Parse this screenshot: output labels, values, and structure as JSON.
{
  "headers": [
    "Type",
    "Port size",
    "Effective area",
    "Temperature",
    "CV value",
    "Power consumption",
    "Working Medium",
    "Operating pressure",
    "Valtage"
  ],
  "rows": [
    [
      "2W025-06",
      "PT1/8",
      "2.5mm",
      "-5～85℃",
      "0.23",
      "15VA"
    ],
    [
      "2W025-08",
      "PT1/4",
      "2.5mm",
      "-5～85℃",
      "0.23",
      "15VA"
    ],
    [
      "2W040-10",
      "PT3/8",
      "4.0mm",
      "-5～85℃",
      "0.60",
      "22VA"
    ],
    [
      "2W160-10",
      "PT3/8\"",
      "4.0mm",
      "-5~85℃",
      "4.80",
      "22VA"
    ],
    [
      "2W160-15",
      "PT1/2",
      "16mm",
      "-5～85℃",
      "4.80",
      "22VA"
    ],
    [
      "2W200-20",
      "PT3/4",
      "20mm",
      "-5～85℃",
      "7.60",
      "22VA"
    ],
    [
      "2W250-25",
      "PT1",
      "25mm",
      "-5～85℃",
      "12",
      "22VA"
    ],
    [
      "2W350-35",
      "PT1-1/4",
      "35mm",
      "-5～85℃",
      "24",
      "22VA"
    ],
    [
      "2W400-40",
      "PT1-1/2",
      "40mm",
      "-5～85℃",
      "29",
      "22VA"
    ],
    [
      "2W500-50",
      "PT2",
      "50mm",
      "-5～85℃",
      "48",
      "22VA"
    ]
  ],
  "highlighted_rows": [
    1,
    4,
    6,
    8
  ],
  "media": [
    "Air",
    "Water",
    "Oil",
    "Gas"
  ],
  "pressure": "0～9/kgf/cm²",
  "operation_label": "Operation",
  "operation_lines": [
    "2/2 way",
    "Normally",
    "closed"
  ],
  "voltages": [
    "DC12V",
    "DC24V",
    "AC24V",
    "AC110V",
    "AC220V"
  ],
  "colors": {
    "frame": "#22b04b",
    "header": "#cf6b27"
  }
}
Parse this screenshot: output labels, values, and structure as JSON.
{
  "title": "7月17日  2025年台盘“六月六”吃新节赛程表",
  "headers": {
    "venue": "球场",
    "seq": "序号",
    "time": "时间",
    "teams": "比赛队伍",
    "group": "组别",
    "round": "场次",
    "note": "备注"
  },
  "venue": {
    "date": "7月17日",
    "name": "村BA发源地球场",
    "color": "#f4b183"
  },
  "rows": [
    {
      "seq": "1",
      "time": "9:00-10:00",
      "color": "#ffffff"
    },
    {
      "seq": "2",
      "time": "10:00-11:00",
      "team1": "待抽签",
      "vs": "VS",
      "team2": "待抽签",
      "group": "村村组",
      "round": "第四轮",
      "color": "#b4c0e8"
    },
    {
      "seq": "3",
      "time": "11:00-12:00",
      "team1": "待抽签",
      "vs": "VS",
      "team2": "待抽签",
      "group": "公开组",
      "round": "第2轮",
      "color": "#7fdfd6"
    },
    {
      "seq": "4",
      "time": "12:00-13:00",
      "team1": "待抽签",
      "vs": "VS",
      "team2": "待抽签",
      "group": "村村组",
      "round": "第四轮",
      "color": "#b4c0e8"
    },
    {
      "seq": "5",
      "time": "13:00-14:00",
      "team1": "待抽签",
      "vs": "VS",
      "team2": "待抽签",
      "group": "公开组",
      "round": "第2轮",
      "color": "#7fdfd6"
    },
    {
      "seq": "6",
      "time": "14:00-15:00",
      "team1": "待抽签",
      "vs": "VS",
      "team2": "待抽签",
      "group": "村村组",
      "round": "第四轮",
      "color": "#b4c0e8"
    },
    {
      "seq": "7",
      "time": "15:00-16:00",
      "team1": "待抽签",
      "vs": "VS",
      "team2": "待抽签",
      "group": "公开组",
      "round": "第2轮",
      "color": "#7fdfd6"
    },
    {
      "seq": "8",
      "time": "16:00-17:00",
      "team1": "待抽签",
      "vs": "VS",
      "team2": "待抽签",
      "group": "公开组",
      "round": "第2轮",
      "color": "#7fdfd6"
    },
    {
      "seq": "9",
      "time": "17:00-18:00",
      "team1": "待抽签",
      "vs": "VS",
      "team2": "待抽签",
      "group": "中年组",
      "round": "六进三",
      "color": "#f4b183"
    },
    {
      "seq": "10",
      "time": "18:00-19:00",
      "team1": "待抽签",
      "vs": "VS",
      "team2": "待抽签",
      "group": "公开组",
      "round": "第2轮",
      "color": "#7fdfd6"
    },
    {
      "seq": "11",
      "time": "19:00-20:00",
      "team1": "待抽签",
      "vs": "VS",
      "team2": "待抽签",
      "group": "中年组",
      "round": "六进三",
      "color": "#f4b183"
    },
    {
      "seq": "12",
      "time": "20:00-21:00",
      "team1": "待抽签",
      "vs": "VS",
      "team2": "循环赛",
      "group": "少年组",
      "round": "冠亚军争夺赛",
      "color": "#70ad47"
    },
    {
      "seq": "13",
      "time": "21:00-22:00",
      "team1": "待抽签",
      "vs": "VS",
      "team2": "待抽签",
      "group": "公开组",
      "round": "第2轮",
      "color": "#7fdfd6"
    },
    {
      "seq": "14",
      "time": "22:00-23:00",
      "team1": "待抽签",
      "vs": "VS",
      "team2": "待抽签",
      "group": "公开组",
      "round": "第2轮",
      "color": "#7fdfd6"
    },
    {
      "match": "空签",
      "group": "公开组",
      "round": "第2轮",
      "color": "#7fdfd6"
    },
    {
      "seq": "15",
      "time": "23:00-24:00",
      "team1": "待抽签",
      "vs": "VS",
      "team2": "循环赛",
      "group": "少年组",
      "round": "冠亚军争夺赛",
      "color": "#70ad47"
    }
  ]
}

> [Your instructions] Write down every line of the data exactly as it appears above.

> [Solution for this task]
Parse this screenshot: output labels, values, and structure as JSON.
{
  "headers": [
    "Type",
    "Port size",
    "Effective area",
    "Temperature",
    "CV value",
    "Power consumption",
    "Working Medium",
    "Operating pressure",
    "Valtage"
  ],
  "rows": [
    [
      "2W025-06",
      "PT1/8",
      "2.5mm",
      "-5～85℃",
      "0.23",
      "15VA"
    ],
    [
      "2W025-08",
      "PT1/4",
      "2.5mm",
      "-5～85℃",
      "0.23",
      "15VA"
    ],
    [
      "2W040-10",
      "PT3/8",
      "4.0mm",
      "-5～85℃",
      "0.60",
      "22VA"
    ],
    [
      "2W160-10",
      "PT3/8\"",
      "4.0mm",
      "-5~85℃",
      "4.80",
      "22VA"
    ],
    [
      "2W160-15",
      "PT1/2",
      "16mm",
      "-5～85℃",
      "4.80",
      "22VA"
    ],
    [
      "2W200-20",
      "PT3/4",
      "20mm",
      "-5～85℃",
      "7.60",
      "22VA"
    ],
    [
      "2W250-25",
      "PT1",
      "25mm",
      "-5～85℃",
      "12",
      "22VA"
    ],
    [
      "2W350-35",
      "PT1-1/4",
      "35mm",
      "-5～85℃",
      "24",
      "22VA"
    ],
    [
      "2W400-40",
      "PT1-1/2",
      "40mm",
      "-5～85℃",
      "29",
      "22VA"
    ],
    [
      "2W500-50",
      "PT2",
      "50mm",
      "-5～85℃",
      "48",
      "22VA"
    ]
  ],
  "highlighted_rows": [
    1,
    4,
    6,
    8
  ],
  "media": [
    "Air",
    "Water",
    "Oil",
    "Gas"
  ],
  "pressure": "0～9/kgf/cm²",
  "operation_label": "Operation",
  "operation_lines": [
    "2/2 way",
    "Normally",
    "closed"
  ],
  "voltages": [
    "DC12V",
    "DC24V",
    "AC24V",
    "AC110V",
    "AC220V"
  ],
  "colors": {
    "frame": "#22b04b",
    "header": "#cf6b27"
  }
}
Parse this screenshot: output labels, values, and structure as JSON.
{
  "title": "7月17日  2025年台盘“六月六”吃新节赛程表",
  "headers": {
    "venue": "球场",
    "seq": "序号",
    "time": "时间",
    "teams": "比赛队伍",
    "group": "组别",
    "round": "场次",
    "note": "备注"
  },
  "venue": {
    "date": "7月17日",
    "name": "村BA发源地球场",
    "color": "#f4b183"
  },
  "rows": [
    {
      "seq": "1",
      "time": "9:00-10:00",
      "color": "#ffffff"
    },
    {
      "seq": "2",
      "time": "10:00-11:00",
      "team1": "待抽签",
      "vs": "VS",
      "team2": "待抽签",
      "group": "村村组",
      "round": "第四轮",
      "color": "#b4c0e8"
    },
    {
      "seq": "3",
      "time": "11:00-12:00",
      "team1": "待抽签",
      "vs": "VS",
      "team2": "待抽签",
      "group": "公开组",
      "round": "第2轮",
      "color": "#7fdfd6"
    },
    {
      "seq": "4",
      "time": "12:00-13:00",
      "team1": "待抽签",
      "vs": "VS",
      "team2": "待抽签",
      "group": "村村组",
      "round": "第四轮",
      "color": "#b4c0e8"
    },
    {
      "seq": "5",
      "time": "13:00-14:00",
      "team1": "待抽签",
      "vs": "VS",
      "team2": "待抽签",
      "group": "公开组",
      "round": "第2轮",
      "color": "#7fdfd6"
    },
    {
      "seq": "6",
      "time": "14:00-15:00",
      "team1": "待抽签",
      "vs": "VS",
      "team2": "待抽签",
      "group": "村村组",
      "round": "第四轮",
      "color": "#b4c0e8"
    },
    {
      "seq": "7",
      "time": "15:00-16:00",
      "team1": "待抽签",
      "vs": "VS",
      "team2": "待抽签",
      "group": "公开组",
      "round": "第2轮",
      "color": "#7fdfd6"
    },
    {
      "seq": "8",
      "time": "16:00-17:00",
      "team1": "待抽签",
      "vs": "VS",
      "team2": "待抽签",
      "group": "公开组",
      "round": "第2轮",
      "color": "#7fdfd6"
    },
    {
      "seq": "9",
      "time": "17:00-18:00",
      "team1": "待抽签",
      "vs": "VS",
      "team2": "待抽签",
      "group": "中年组",
      "round": "六进三",
      "color": "#f4b183"
    },
    {
      "seq": "10",
      "time": "18:00-19:00",
      "team1": "待抽签",
      "vs": "VS",
      "team2": "待抽签",
      "group": "公开组",
      "round": "第2轮",
      "color": "#7fdfd6"
    },
    {
      "seq": "11",
      "time": "19:00-20:00",
      "team1": "待抽签",
      "vs": "VS",
      "team2": "待抽签",
      "group": "中年组",
      "round": "六进三",
      "color": "#f4b183"
    },
    {
      "seq": "12",
      "time": "20:00-21:00",
      "team1": "待抽签",
      "vs": "VS",
      "team2": "循环赛",
      "group": "少年组",
      "round": "冠亚军争夺赛",
      "color": "#70ad47"
    },
    {
      "seq": "13",
      "time": "21:00-22:00",
      "team1": "待抽签",
      "vs": "VS",
      "team2": "待抽签",
      "group": "公开组",
      "round": "第2轮",
      "color": "#7fdfd6"
    },
    {
      "seq": "14",
      "time": "22:00-23:00",
      "team1": "待抽签",
      "vs": "VS",
      "team2": "待抽签",
      "group": "公开组",
      "round": "第2轮",
      "color": "#7fdfd6"
    },
    {
      "match": "空签",
      "group": "公开组",
      "round": "第2轮",
      "color": "#7fdfd6"
    },
    {
      "seq": "15",
      "time": "23:00-24:00",
      "team1": "待抽签",
      "vs": "VS",
      "team2": "循环赛",
      "group": "少年组",
      "round": "冠亚军争夺赛",
      "color": "#70ad47"
    }
  ]
}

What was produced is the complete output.